--- Start ---
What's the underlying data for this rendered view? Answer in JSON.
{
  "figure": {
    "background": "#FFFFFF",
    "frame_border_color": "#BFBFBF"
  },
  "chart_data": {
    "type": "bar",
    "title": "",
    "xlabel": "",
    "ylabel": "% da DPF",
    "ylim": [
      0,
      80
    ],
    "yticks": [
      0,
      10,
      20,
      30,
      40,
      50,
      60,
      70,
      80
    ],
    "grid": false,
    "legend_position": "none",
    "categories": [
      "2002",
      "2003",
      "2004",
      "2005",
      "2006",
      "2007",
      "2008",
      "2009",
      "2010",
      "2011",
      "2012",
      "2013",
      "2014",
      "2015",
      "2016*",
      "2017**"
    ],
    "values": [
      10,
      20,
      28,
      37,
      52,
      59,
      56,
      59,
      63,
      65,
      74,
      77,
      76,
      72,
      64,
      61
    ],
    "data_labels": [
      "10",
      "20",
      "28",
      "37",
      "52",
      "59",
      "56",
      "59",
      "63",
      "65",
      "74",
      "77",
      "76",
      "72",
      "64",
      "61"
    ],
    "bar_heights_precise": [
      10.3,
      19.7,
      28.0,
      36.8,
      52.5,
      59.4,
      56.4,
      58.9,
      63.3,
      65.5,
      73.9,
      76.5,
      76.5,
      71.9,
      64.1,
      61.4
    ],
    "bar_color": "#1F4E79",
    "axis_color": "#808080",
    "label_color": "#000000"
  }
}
--- End ---
Repeat all the entries word for word.

Task result =>
What's the underlying data for this rendered view? Answer in JSON.
{
  "figure": {
    "background": "#FFFFFF",
    "frame_border_color": "#BFBFBF"
  },
  "chart_data": {
    "type": "bar",
    "title": "",
    "xlabel": "",
    "ylabel": "% da DPF",
    "ylim": [
      0,
      80
    ],
    "yticks": [
      0,
      10,
      20,
      30,
      40,
      50,
      60,
      70,
      80
    ],
    "grid": false,
    "legend_position": "none",
    "categories": [
      "2002",
      "2003",
      "2004",
      "2005",
      "2006",
      "2007",
      "2008",
      "2009",
      "2010",
      "2011",
      "2012",
      "2013",
      "2014",
      "2015",
      "2016*",
      "2017**"
    ],
    "values": [
      10,
      20,
      28,
      37,
      52,
      59,
      56,
      59,
      63,
      65,
      74,
      77,
      76,
      72,
      64,
      61
    ],
    "data_labels": [
      "10",
      "20",
      "28",
      "37",
      "52",
      "59",
      "56",
      "59",
      "63",
      "65",
      "74",
      "77",
      "76",
      "72",
      "64",
      "61"
    ],
    "bar_heights_precise": [
      10.3,
      19.7,
      28.0,
      36.8,
      52.5,
      59.4,
      56.4,
      58.9,
      63.3,
      65.5,
      73.9,
      76.5,
      76.5,
      71.9,
      64.1,
      61.4
    ],
    "bar_color": "#1F4E79",
    "axis_color": "#808080",
    "label_color": "#000000"
  }
}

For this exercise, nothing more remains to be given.